GOAL OF THE EXERCISE: Transcribe all the entries word for word, but omit the images.

DATASET RECORDS:
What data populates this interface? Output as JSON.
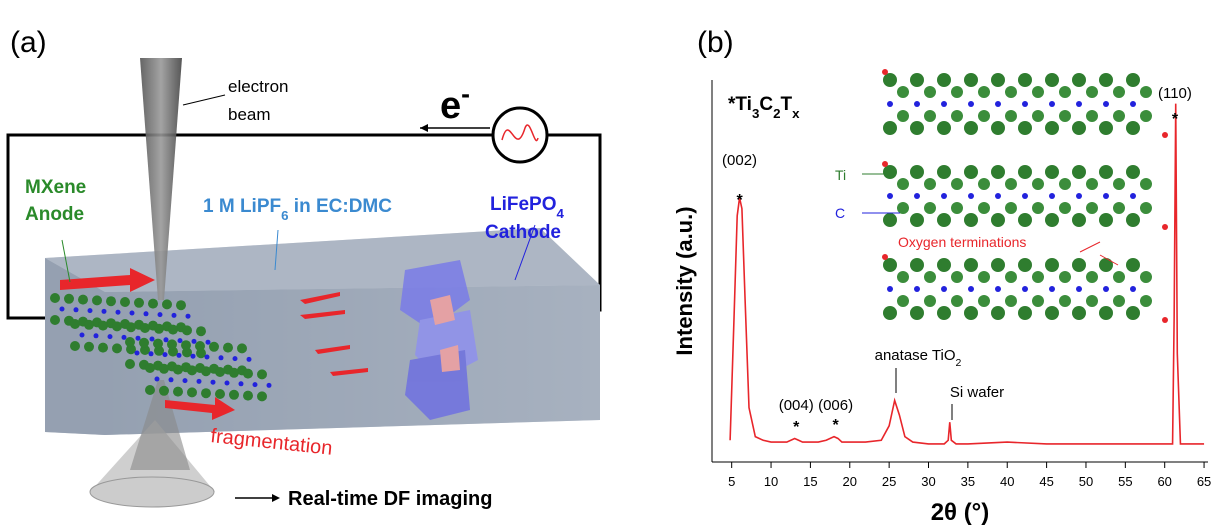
{
  "panel_a": {
    "label": "(a)",
    "beam": [
      "electron",
      "beam"
    ],
    "electron": [
      "e",
      "-"
    ],
    "anode": [
      "MXene",
      "Anode"
    ],
    "electrolyte": [
      "1 M LiPF",
      "6",
      " in EC:DMC"
    ],
    "cathode": [
      [
        "LiFePO",
        "4"
      ],
      [
        "Cathode"
      ]
    ],
    "fragmentation": "fragmentation",
    "imaging": "Real-time DF imaging"
  },
  "chart_data": {
    "type": "line",
    "panel_label": "(b)",
    "title": [
      "*Ti",
      "3",
      "C",
      "2",
      "T",
      "x"
    ],
    "y_label": "Intensity (a.u.)",
    "x_label": "2θ (°)",
    "xlim": [
      2.5,
      65.5
    ],
    "xticks": [
      5,
      10,
      15,
      20,
      25,
      30,
      35,
      40,
      45,
      50,
      55,
      60,
      65
    ],
    "ylim": [
      0,
      100
    ],
    "peak_labels": [
      "(002)",
      "(004)",
      "(006)",
      "(110)"
    ],
    "peak_marker": "*",
    "annotations": [
      [
        "anatase TiO",
        "2"
      ],
      [
        "Si wafer"
      ]
    ],
    "inset_labels": [
      "Ti",
      "C",
      "Oxygen terminations"
    ],
    "series": [
      {
        "color": "#e8262b",
        "x": [
          4.8,
          5.3,
          5.7,
          6.0,
          6.3,
          6.7,
          7.2,
          8,
          9,
          10,
          11,
          12,
          13,
          13.5,
          14,
          15,
          16,
          17,
          18,
          18.5,
          19,
          20,
          22,
          24,
          25,
          25.7,
          26.3,
          27,
          28,
          30,
          32,
          32.5,
          32.7,
          32.9,
          33.5,
          35,
          40,
          45,
          50,
          55,
          60,
          61,
          61.2,
          61.4,
          61.6,
          62,
          63,
          64,
          65
        ],
        "values": [
          6,
          40,
          68,
          73,
          70,
          45,
          15,
          7,
          6,
          5.5,
          5.5,
          5.5,
          6.5,
          6,
          5.5,
          5.5,
          5.5,
          6,
          7,
          6.5,
          5.5,
          5.5,
          5.5,
          6,
          10,
          17,
          13,
          7,
          5.5,
          5,
          5,
          6,
          11,
          6,
          5,
          5,
          5.5,
          5,
          5,
          5,
          5,
          5,
          40,
          99,
          30,
          5,
          5,
          5,
          5
        ]
      }
    ]
  }
}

THE OUTPUT:
What data populates this interface? Output as JSON.
{
  "panel_a": {
    "label": "(a)",
    "beam": [
      "electron",
      "beam"
    ],
    "electron": [
      "e",
      "-"
    ],
    "anode": [
      "MXene",
      "Anode"
    ],
    "electrolyte": [
      "1 M LiPF",
      "6",
      " in EC:DMC"
    ],
    "cathode": [
      [
        "LiFePO",
        "4"
      ],
      [
        "Cathode"
      ]
    ],
    "fragmentation": "fragmentation",
    "imaging": "Real-time DF imaging"
  },
  "chart_data": {
    "type": "line",
    "panel_label": "(b)",
    "title": [
      "*Ti",
      "3",
      "C",
      "2",
      "T",
      "x"
    ],
    "y_label": "Intensity (a.u.)",
    "x_label": "2θ (°)",
    "xlim": [
      2.5,
      65.5
    ],
    "xticks": [
      5,
      10,
      15,
      20,
      25,
      30,
      35,
      40,
      45,
      50,
      55,
      60,
      65
    ],
    "ylim": [
      0,
      100
    ],
    "peak_labels": [
      "(002)",
      "(004)",
      "(006)",
      "(110)"
    ],
    "peak_marker": "*",
    "annotations": [
      [
        "anatase TiO",
        "2"
      ],
      [
        "Si wafer"
      ]
    ],
    "inset_labels": [
      "Ti",
      "C",
      "Oxygen terminations"
    ],
    "series": [
      {
        "color": "#e8262b",
        "x": [
          4.8,
          5.3,
          5.7,
          6.0,
          6.3,
          6.7,
          7.2,
          8,
          9,
          10,
          11,
          12,
          13,
          13.5,
          14,
          15,
          16,
          17,
          18,
          18.5,
          19,
          20,
          22,
          24,
          25,
          25.7,
          26.3,
          27,
          28,
          30,
          32,
          32.5,
          32.7,
          32.9,
          33.5,
          35,
          40,
          45,
          50,
          55,
          60,
          61,
          61.2,
          61.4,
          61.6,
          62,
          63,
          64,
          65
        ],
        "values": [
          6,
          40,
          68,
          73,
          70,
          45,
          15,
          7,
          6,
          5.5,
          5.5,
          5.5,
          6.5,
          6,
          5.5,
          5.5,
          5.5,
          6,
          7,
          6.5,
          5.5,
          5.5,
          5.5,
          6,
          10,
          17,
          13,
          7,
          5.5,
          5,
          5,
          6,
          11,
          6,
          5,
          5,
          5.5,
          5,
          5,
          5,
          5,
          5,
          40,
          99,
          30,
          5,
          5,
          5,
          5
        ]
      }
    ]
  }
}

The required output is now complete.